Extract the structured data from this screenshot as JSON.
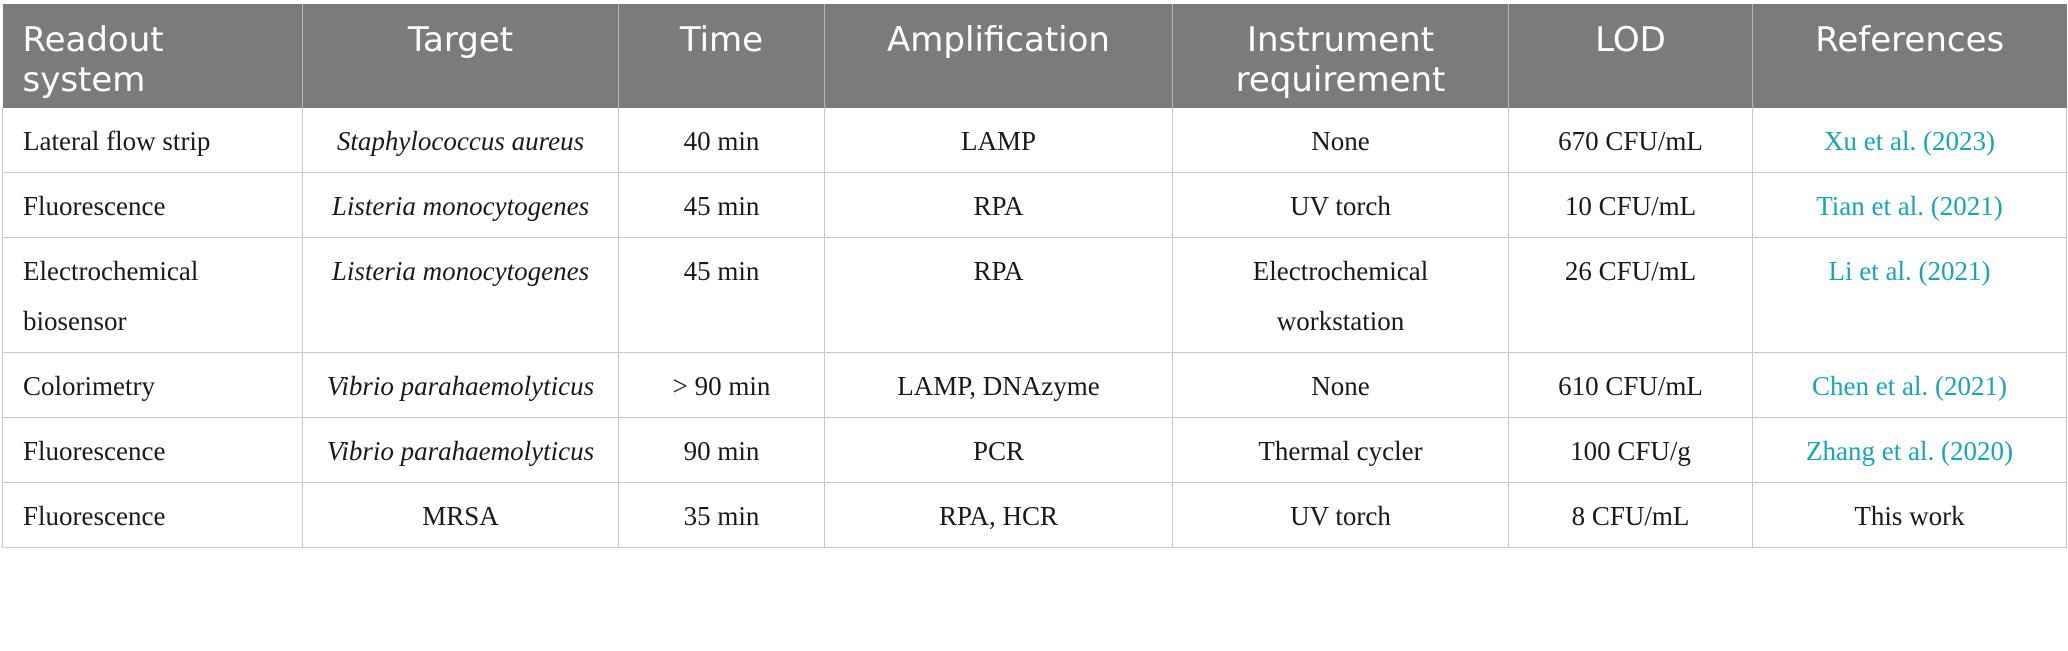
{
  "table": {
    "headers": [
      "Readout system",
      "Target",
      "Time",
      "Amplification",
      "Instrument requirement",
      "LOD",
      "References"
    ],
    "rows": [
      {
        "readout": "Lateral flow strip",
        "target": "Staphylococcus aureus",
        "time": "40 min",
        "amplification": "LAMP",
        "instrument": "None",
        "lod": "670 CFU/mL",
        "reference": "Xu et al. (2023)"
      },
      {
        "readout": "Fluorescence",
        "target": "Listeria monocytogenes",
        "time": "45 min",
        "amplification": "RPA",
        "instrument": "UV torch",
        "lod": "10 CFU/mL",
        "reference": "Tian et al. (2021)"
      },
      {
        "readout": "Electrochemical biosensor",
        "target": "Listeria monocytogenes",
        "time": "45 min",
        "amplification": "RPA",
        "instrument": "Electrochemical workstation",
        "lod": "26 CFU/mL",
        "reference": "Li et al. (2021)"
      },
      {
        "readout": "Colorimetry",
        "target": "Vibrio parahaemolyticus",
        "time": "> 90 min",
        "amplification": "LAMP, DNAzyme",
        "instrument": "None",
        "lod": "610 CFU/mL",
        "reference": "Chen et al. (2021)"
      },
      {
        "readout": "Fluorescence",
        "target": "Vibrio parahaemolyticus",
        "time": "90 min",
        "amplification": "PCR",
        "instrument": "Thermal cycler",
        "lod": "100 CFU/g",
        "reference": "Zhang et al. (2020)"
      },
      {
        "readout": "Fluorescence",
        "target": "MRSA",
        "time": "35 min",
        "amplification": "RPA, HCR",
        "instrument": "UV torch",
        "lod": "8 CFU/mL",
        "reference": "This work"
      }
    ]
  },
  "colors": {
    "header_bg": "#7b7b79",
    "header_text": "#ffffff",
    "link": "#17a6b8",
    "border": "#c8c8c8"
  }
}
--
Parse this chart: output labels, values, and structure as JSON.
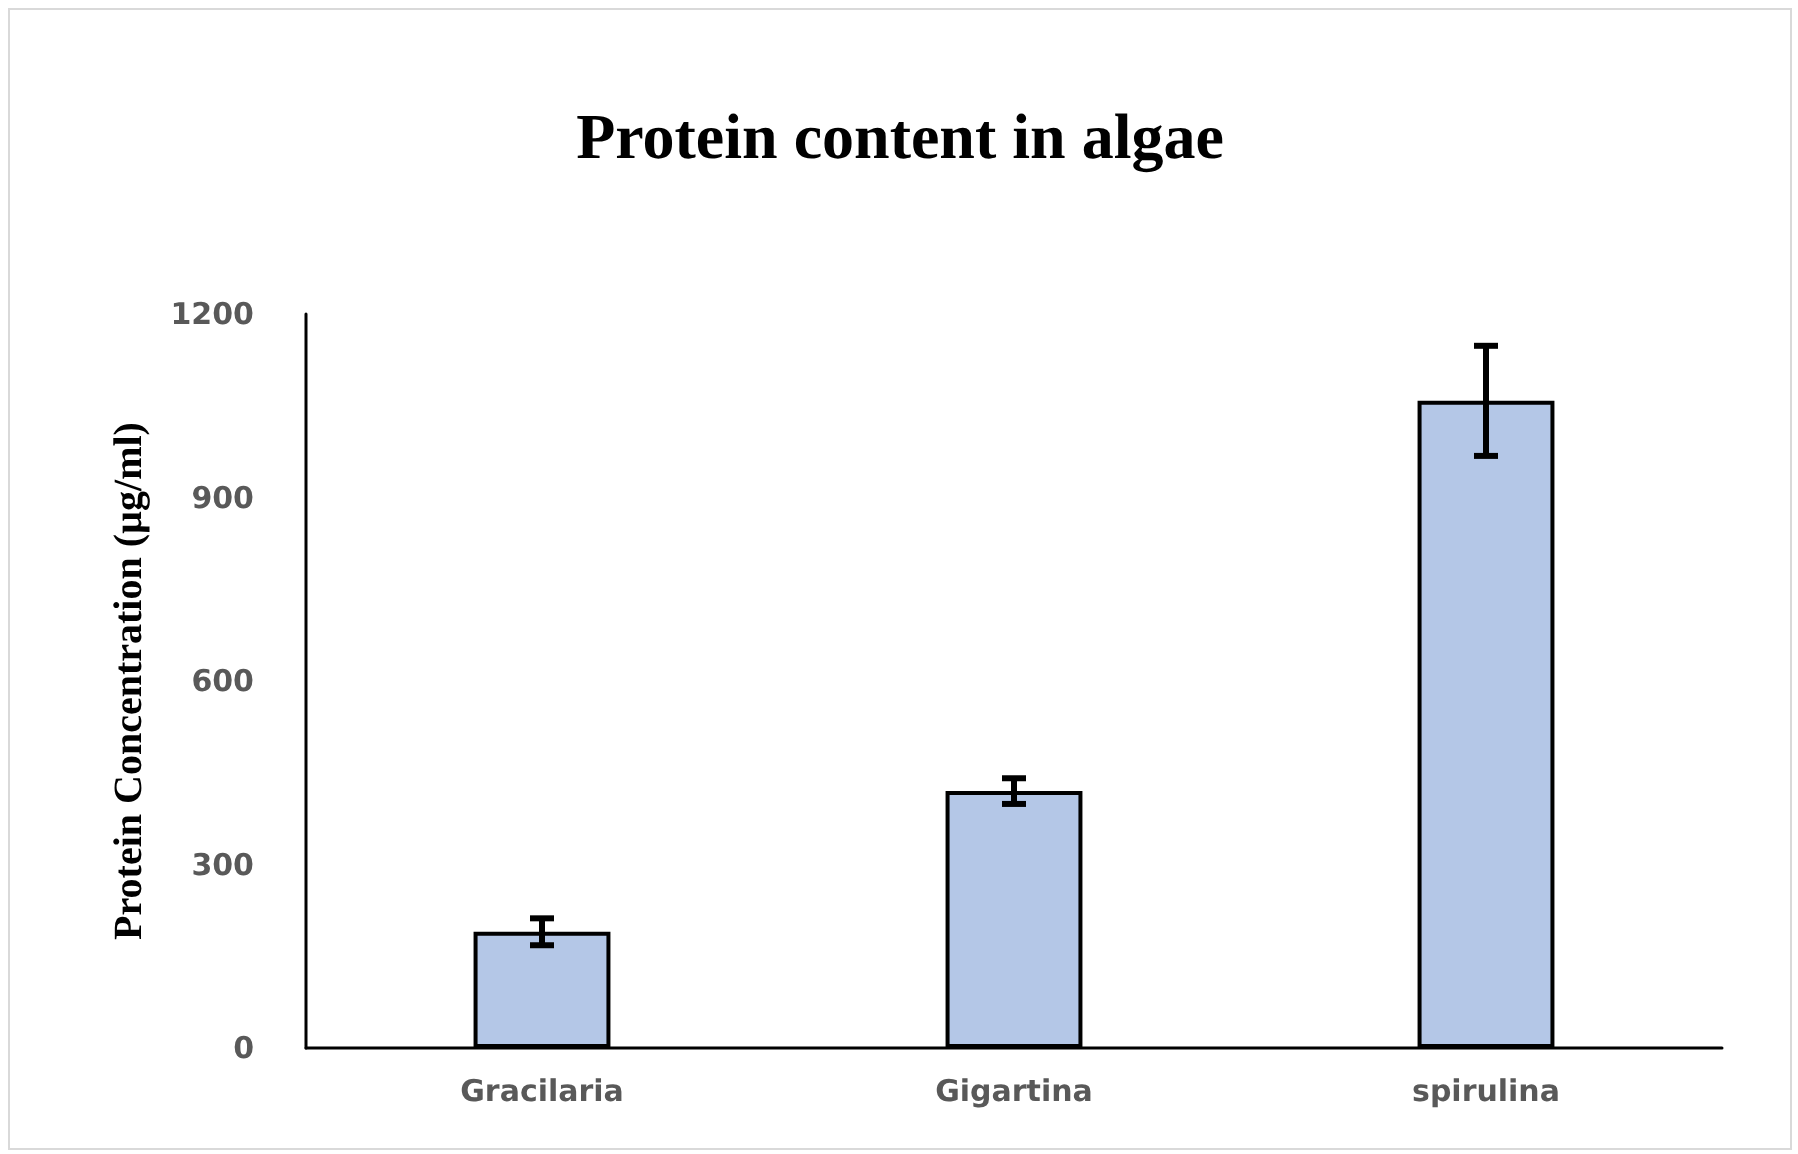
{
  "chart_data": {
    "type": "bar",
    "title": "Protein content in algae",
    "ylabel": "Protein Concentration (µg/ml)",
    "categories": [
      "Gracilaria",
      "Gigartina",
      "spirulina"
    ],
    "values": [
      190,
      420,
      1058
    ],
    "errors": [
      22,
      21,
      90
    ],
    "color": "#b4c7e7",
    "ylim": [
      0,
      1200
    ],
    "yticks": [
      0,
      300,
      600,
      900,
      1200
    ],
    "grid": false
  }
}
* * *
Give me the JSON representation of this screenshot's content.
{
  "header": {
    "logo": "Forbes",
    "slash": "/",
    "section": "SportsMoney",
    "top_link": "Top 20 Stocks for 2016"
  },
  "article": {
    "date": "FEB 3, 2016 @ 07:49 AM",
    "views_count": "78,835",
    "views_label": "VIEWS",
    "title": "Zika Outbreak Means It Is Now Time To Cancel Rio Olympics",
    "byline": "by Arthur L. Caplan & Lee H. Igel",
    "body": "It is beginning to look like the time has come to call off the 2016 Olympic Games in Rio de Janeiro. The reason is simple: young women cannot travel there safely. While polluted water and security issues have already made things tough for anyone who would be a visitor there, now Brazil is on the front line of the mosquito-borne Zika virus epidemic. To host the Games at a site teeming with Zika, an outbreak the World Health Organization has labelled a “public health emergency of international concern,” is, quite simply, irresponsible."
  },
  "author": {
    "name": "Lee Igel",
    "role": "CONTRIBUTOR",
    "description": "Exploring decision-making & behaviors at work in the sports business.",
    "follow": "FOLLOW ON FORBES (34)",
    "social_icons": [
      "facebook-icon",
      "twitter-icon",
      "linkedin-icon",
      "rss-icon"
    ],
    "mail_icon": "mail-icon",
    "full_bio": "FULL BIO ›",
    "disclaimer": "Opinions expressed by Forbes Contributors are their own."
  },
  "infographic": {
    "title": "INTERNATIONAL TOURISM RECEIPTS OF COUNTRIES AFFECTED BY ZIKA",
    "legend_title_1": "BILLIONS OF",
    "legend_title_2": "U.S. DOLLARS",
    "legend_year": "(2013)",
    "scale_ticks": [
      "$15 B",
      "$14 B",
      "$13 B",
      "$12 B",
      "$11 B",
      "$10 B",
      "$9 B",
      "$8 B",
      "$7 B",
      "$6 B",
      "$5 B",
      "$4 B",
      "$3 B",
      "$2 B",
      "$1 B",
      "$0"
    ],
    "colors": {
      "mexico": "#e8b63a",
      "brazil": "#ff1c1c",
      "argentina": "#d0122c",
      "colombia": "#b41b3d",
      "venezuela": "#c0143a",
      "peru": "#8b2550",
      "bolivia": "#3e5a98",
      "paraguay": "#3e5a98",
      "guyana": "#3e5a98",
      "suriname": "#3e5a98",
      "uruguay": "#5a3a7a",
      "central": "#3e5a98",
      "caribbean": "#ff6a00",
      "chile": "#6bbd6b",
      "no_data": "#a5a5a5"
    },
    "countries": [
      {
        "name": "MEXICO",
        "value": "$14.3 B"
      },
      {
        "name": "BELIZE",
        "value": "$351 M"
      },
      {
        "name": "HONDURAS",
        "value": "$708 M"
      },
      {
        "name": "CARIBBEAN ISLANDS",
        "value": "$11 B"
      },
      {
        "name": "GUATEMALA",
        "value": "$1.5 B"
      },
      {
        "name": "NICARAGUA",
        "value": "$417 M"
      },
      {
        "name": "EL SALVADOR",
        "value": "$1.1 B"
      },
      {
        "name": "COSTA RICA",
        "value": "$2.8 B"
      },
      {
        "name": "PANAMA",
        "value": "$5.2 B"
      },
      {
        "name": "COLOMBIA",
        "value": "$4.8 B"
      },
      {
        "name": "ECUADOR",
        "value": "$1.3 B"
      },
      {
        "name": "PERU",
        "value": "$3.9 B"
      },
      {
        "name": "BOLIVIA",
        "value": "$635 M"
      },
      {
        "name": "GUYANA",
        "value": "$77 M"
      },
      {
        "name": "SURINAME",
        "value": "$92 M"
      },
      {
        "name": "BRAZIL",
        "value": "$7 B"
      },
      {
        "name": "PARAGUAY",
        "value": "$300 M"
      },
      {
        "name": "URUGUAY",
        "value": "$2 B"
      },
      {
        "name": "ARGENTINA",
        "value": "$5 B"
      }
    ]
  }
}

- WORK REQUEST:
Look over the records above, and wherever a line contains the string "Igel", copy that line.

- COMPLETED TASK:
    "byline": "by Arthur L. Caplan & Lee H. Igel",
    "name": "Lee Igel",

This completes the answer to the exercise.